Repeat the data verbatim.

-- BEGIN --

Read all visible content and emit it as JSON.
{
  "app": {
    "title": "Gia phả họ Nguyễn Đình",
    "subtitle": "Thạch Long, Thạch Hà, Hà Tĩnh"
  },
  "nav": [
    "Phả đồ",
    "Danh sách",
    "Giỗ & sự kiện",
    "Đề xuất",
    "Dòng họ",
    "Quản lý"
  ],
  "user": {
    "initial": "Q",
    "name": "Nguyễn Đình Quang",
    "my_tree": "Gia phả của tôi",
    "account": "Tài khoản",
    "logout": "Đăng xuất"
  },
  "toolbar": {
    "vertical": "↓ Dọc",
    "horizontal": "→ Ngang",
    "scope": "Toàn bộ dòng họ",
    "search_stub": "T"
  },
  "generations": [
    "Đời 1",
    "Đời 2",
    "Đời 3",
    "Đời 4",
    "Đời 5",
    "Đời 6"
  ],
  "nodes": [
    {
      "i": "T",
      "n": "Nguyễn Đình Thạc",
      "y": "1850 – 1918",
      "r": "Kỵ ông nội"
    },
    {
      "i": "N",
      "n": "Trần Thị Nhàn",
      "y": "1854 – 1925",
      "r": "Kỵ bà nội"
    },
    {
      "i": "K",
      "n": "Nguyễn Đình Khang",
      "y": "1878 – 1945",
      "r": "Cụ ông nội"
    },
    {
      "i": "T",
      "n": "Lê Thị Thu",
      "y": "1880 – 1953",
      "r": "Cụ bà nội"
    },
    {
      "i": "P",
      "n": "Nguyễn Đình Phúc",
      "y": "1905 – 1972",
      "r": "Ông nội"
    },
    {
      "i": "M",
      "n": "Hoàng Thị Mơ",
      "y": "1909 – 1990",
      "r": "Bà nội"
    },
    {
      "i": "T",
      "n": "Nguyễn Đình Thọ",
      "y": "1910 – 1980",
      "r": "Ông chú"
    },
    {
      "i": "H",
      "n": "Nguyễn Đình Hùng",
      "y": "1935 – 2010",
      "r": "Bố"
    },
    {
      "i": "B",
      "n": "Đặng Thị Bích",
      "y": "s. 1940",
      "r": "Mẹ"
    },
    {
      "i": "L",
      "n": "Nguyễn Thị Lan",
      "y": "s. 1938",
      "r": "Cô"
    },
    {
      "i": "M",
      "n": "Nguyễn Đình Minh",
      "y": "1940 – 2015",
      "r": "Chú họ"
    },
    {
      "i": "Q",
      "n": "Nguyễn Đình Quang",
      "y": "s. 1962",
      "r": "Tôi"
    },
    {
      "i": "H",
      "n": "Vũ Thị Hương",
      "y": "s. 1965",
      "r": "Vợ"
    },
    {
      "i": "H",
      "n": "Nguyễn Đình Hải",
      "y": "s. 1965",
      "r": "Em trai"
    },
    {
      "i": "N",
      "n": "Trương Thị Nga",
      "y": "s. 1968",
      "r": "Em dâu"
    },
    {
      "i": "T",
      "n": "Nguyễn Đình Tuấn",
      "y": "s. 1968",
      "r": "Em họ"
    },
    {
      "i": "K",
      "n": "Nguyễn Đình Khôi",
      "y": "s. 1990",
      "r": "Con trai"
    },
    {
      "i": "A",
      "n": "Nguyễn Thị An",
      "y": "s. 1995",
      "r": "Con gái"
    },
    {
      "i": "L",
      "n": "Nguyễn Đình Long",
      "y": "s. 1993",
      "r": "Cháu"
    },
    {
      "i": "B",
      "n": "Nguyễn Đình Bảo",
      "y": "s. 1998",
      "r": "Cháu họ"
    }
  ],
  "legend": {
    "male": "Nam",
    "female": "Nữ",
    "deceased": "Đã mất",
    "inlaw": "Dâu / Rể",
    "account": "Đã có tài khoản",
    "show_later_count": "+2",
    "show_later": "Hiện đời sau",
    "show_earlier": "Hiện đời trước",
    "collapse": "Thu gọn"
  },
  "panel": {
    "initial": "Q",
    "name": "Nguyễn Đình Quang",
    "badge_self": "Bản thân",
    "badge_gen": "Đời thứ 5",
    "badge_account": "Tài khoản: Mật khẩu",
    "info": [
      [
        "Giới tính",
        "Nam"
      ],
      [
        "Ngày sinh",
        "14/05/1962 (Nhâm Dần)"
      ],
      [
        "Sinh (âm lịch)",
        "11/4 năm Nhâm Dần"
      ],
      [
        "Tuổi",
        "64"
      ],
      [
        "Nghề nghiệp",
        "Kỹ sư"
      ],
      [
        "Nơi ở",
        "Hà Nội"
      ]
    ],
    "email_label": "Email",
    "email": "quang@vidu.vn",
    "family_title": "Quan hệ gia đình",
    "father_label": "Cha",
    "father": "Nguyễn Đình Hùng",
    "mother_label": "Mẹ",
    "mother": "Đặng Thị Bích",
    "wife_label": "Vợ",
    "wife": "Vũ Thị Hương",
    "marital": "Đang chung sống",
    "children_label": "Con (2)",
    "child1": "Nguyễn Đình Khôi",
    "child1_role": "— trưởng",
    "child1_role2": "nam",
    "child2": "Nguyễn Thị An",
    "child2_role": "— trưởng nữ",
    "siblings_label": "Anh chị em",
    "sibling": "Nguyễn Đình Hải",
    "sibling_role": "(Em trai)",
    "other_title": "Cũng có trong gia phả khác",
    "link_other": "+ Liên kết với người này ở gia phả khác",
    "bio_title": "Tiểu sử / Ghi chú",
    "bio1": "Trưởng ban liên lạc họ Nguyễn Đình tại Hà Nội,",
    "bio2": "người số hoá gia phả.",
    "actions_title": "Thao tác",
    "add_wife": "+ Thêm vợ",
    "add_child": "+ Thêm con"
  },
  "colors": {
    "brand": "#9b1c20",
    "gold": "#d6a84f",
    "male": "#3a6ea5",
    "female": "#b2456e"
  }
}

-- END --

- Written reply -
Read all visible content and emit it as JSON.
{
  "app": {
    "title": "Gia phả họ Nguyễn Đình",
    "subtitle": "Thạch Long, Thạch Hà, Hà Tĩnh"
  },
  "nav": [
    "Phả đồ",
    "Danh sách",
    "Giỗ & sự kiện",
    "Đề xuất",
    "Dòng họ",
    "Quản lý"
  ],
  "user": {
    "initial": "Q",
    "name": "Nguyễn Đình Quang",
    "my_tree": "Gia phả của tôi",
    "account": "Tài khoản",
    "logout": "Đăng xuất"
  },
  "toolbar": {
    "vertical": "↓ Dọc",
    "horizontal": "→ Ngang",
    "scope": "Toàn bộ dòng họ",
    "search_stub": "T"
  },
  "generations": [
    "Đời 1",
    "Đời 2",
    "Đời 3",
    "Đời 4",
    "Đời 5",
    "Đời 6"
  ],
  "nodes": [
    {
      "i": "T",
      "n": "Nguyễn Đình Thạc",
      "y": "1850 – 1918",
      "r": "Kỵ ông nội"
    },
    {
      "i": "N",
      "n": "Trần Thị Nhàn",
      "y": "1854 – 1925",
      "r": "Kỵ bà nội"
    },
    {
      "i": "K",
      "n": "Nguyễn Đình Khang",
      "y": "1878 – 1945",
      "r": "Cụ ông nội"
    },
    {
      "i": "T",
      "n": "Lê Thị Thu",
      "y": "1880 – 1953",
      "r": "Cụ bà nội"
    },
    {
      "i": "P",
      "n": "Nguyễn Đình Phúc",
      "y": "1905 – 1972",
      "r": "Ông nội"
    },
    {
      "i": "M",
      "n": "Hoàng Thị Mơ",
      "y": "1909 – 1990",
      "r": "Bà nội"
    },
    {
      "i": "T",
      "n": "Nguyễn Đình Thọ",
      "y": "1910 – 1980",
      "r": "Ông chú"
    },
    {
      "i": "H",
      "n": "Nguyễn Đình Hùng",
      "y": "1935 – 2010",
      "r": "Bố"
    },
    {
      "i": "B",
      "n": "Đặng Thị Bích",
      "y": "s. 1940",
      "r": "Mẹ"
    },
    {
      "i": "L",
      "n": "Nguyễn Thị Lan",
      "y": "s. 1938",
      "r": "Cô"
    },
    {
      "i": "M",
      "n": "Nguyễn Đình Minh",
      "y": "1940 – 2015",
      "r": "Chú họ"
    },
    {
      "i": "Q",
      "n": "Nguyễn Đình Quang",
      "y": "s. 1962",
      "r": "Tôi"
    },
    {
      "i": "H",
      "n": "Vũ Thị Hương",
      "y": "s. 1965",
      "r": "Vợ"
    },
    {
      "i": "H",
      "n": "Nguyễn Đình Hải",
      "y": "s. 1965",
      "r": "Em trai"
    },
    {
      "i": "N",
      "n": "Trương Thị Nga",
      "y": "s. 1968",
      "r": "Em dâu"
    },
    {
      "i": "T",
      "n": "Nguyễn Đình Tuấn",
      "y": "s. 1968",
      "r": "Em họ"
    },
    {
      "i": "K",
      "n": "Nguyễn Đình Khôi",
      "y": "s. 1990",
      "r": "Con trai"
    },
    {
      "i": "A",
      "n": "Nguyễn Thị An",
      "y": "s. 1995",
      "r": "Con gái"
    },
    {
      "i": "L",
      "n": "Nguyễn Đình Long",
      "y": "s. 1993",
      "r": "Cháu"
    },
    {
      "i": "B",
      "n": "Nguyễn Đình Bảo",
      "y": "s. 1998",
      "r": "Cháu họ"
    }
  ],
  "legend": {
    "male": "Nam",
    "female": "Nữ",
    "deceased": "Đã mất",
    "inlaw": "Dâu / Rể",
    "account": "Đã có tài khoản",
    "show_later_count": "+2",
    "show_later": "Hiện đời sau",
    "show_earlier": "Hiện đời trước",
    "collapse": "Thu gọn"
  },
  "panel": {
    "initial": "Q",
    "name": "Nguyễn Đình Quang",
    "badge_self": "Bản thân",
    "badge_gen": "Đời thứ 5",
    "badge_account": "Tài khoản: Mật khẩu",
    "info": [
      [
        "Giới tính",
        "Nam"
      ],
      [
        "Ngày sinh",
        "14/05/1962 (Nhâm Dần)"
      ],
      [
        "Sinh (âm lịch)",
        "11/4 năm Nhâm Dần"
      ],
      [
        "Tuổi",
        "64"
      ],
      [
        "Nghề nghiệp",
        "Kỹ sư"
      ],
      [
        "Nơi ở",
        "Hà Nội"
      ]
    ],
    "email_label": "Email",
    "email": "quang@vidu.vn",
    "family_title": "Quan hệ gia đình",
    "father_label": "Cha",
    "father": "Nguyễn Đình Hùng",
    "mother_label": "Mẹ",
    "mother": "Đặng Thị Bích",
    "wife_label": "Vợ",
    "wife": "Vũ Thị Hương",
    "marital": "Đang chung sống",
    "children_label": "Con (2)",
    "child1": "Nguyễn Đình Khôi",
    "child1_role": "— trưởng",
    "child1_role2": "nam",
    "child2": "Nguyễn Thị An",
    "child2_role": "— trưởng nữ",
    "siblings_label": "Anh chị em",
    "sibling": "Nguyễn Đình Hải",
    "sibling_role": "(Em trai)",
    "other_title": "Cũng có trong gia phả khác",
    "link_other": "+ Liên kết với người này ở gia phả khác",
    "bio_title": "Tiểu sử / Ghi chú",
    "bio1": "Trưởng ban liên lạc họ Nguyễn Đình tại Hà Nội,",
    "bio2": "người số hoá gia phả.",
    "actions_title": "Thao tác",
    "add_wife": "+ Thêm vợ",
    "add_child": "+ Thêm con"
  },
  "colors": {
    "brand": "#9b1c20",
    "gold": "#d6a84f",
    "male": "#3a6ea5",
    "female": "#b2456e"
  }
}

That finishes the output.